— begin Records shown —

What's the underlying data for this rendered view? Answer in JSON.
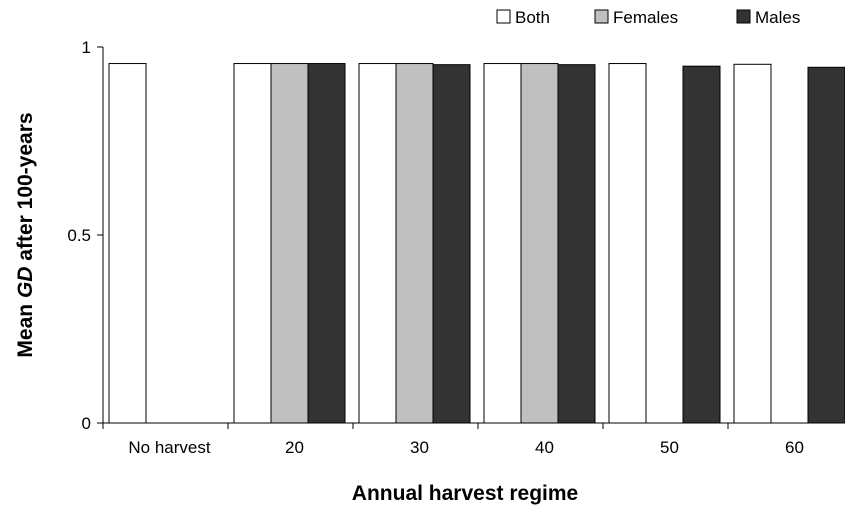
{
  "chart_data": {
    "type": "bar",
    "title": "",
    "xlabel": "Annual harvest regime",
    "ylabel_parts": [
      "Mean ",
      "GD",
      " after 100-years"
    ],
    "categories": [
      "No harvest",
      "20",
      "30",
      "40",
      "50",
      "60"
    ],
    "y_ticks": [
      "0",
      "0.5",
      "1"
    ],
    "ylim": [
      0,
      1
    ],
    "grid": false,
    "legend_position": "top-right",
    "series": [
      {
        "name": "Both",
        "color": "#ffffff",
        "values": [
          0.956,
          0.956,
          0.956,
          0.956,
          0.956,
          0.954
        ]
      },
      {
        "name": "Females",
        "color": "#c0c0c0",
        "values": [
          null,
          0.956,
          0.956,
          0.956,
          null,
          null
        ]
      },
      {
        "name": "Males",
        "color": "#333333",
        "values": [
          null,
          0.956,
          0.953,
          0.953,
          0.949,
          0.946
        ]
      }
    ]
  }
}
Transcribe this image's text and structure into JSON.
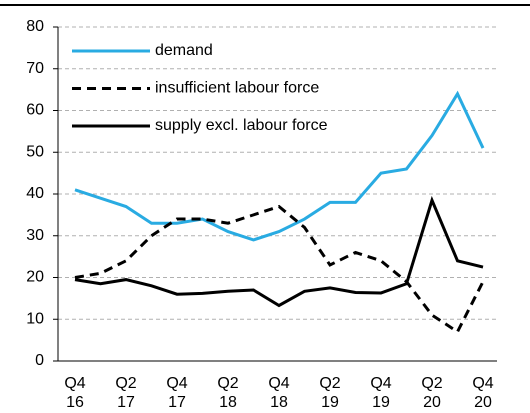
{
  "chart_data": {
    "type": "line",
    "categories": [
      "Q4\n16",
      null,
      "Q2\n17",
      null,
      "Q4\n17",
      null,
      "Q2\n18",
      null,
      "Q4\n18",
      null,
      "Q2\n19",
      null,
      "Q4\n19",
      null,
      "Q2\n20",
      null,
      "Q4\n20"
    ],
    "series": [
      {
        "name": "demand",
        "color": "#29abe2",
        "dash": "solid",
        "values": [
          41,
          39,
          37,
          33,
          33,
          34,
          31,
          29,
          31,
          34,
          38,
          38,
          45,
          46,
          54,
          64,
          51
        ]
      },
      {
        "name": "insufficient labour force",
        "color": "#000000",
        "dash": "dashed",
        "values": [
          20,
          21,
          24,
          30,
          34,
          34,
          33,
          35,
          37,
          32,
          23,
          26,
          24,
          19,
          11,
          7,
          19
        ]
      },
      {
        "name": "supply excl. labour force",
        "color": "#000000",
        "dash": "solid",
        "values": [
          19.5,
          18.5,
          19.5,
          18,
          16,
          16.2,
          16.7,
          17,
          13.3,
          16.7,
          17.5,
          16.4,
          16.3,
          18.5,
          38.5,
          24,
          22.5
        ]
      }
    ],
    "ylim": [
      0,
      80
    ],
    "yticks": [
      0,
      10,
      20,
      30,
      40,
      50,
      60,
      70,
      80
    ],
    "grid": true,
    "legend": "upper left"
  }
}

— end Records shown —

### Problem details
Drop the images and repeat the data exactly.

### Task output
What's the underlying data for this rendered view? Answer in JSON.
{
  "chart_data": {
    "type": "bar",
    "title": "",
    "xlabel": "Annual harvest regime",
    "ylabel_parts": [
      "Mean ",
      "GD",
      " after 100-years"
    ],
    "categories": [
      "No harvest",
      "20",
      "30",
      "40",
      "50",
      "60"
    ],
    "y_ticks": [
      "0",
      "0.5",
      "1"
    ],
    "ylim": [
      0,
      1
    ],
    "grid": false,
    "legend_position": "top-right",
    "series": [
      {
        "name": "Both",
        "color": "#ffffff",
        "values": [
          0.956,
          0.956,
          0.956,
          0.956,
          0.956,
          0.954
        ]
      },
      {
        "name": "Females",
        "color": "#c0c0c0",
        "values": [
          null,
          0.956,
          0.956,
          0.956,
          null,
          null
        ]
      },
      {
        "name": "Males",
        "color": "#333333",
        "values": [
          null,
          0.956,
          0.953,
          0.953,
          0.949,
          0.946
        ]
      }
    ]
  }
}
Transcribe this image's text and structure into JSON.
{
  "chart_data": {
    "type": "line",
    "categories": [
      "Q4\n16",
      null,
      "Q2\n17",
      null,
      "Q4\n17",
      null,
      "Q2\n18",
      null,
      "Q4\n18",
      null,
      "Q2\n19",
      null,
      "Q4\n19",
      null,
      "Q2\n20",
      null,
      "Q4\n20"
    ],
    "series": [
      {
        "name": "demand",
        "color": "#29abe2",
        "dash": "solid",
        "values": [
          41,
          39,
          37,
          33,
          33,
          34,
          31,
          29,
          31,
          34,
          38,
          38,
          45,
          46,
          54,
          64,
          51
        ]
      },
      {
        "name": "insufficient labour force",
        "color": "#000000",
        "dash": "dashed",
        "values": [
          20,
          21,
          24,
          30,
          34,
          34,
          33,
          35,
          37,
          32,
          23,
          26,
          24,
          19,
          11,
          7,
          19
        ]
      },
      {
        "name": "supply excl. labour force",
        "color": "#000000",
        "dash": "solid",
        "values": [
          19.5,
          18.5,
          19.5,
          18,
          16,
          16.2,
          16.7,
          17,
          13.3,
          16.7,
          17.5,
          16.4,
          16.3,
          18.5,
          38.5,
          24,
          22.5
        ]
      }
    ],
    "ylim": [
      0,
      80
    ],
    "yticks": [
      0,
      10,
      20,
      30,
      40,
      50,
      60,
      70,
      80
    ],
    "grid": true,
    "legend": "upper left"
  }
}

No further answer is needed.